__Task__: Transcribe each record below word for word.

++++ Records ++++

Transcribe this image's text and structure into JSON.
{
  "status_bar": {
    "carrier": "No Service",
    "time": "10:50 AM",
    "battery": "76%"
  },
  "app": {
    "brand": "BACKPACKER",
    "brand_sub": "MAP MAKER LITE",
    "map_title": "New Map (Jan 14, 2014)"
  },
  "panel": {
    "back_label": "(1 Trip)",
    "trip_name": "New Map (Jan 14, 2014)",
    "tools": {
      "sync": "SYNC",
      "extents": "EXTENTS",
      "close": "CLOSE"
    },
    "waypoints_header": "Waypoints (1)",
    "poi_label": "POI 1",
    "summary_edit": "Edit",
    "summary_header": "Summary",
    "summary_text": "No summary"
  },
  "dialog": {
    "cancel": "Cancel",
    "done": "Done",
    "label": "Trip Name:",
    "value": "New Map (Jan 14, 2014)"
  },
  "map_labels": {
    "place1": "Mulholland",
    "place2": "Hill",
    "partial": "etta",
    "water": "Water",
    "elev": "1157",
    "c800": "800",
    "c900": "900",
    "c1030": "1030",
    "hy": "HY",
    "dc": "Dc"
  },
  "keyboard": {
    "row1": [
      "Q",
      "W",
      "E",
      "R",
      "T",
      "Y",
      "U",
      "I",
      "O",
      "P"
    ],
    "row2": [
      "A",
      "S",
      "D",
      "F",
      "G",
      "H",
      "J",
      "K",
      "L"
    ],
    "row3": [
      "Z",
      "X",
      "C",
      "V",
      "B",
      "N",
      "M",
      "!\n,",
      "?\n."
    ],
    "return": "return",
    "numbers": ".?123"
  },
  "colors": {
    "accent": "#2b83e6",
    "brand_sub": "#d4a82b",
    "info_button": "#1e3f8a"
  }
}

++++

__Solution for this problem__:
Transcribe this image's text and structure into JSON.
{
  "status_bar": {
    "carrier": "No Service",
    "time": "10:50 AM",
    "battery": "76%"
  },
  "app": {
    "brand": "BACKPACKER",
    "brand_sub": "MAP MAKER LITE",
    "map_title": "New Map (Jan 14, 2014)"
  },
  "panel": {
    "back_label": "(1 Trip)",
    "trip_name": "New Map (Jan 14, 2014)",
    "tools": {
      "sync": "SYNC",
      "extents": "EXTENTS",
      "close": "CLOSE"
    },
    "waypoints_header": "Waypoints (1)",
    "poi_label": "POI 1",
    "summary_edit": "Edit",
    "summary_header": "Summary",
    "summary_text": "No summary"
  },
  "dialog": {
    "cancel": "Cancel",
    "done": "Done",
    "label": "Trip Name:",
    "value": "New Map (Jan 14, 2014)"
  },
  "map_labels": {
    "place1": "Mulholland",
    "place2": "Hill",
    "partial": "etta",
    "water": "Water",
    "elev": "1157",
    "c800": "800",
    "c900": "900",
    "c1030": "1030",
    "hy": "HY",
    "dc": "Dc"
  },
  "keyboard": {
    "row1": [
      "Q",
      "W",
      "E",
      "R",
      "T",
      "Y",
      "U",
      "I",
      "O",
      "P"
    ],
    "row2": [
      "A",
      "S",
      "D",
      "F",
      "G",
      "H",
      "J",
      "K",
      "L"
    ],
    "row3": [
      "Z",
      "X",
      "C",
      "V",
      "B",
      "N",
      "M",
      "!\n,",
      "?\n."
    ],
    "return": "return",
    "numbers": ".?123"
  },
  "colors": {
    "accent": "#2b83e6",
    "brand_sub": "#d4a82b",
    "info_button": "#1e3f8a"
  }
}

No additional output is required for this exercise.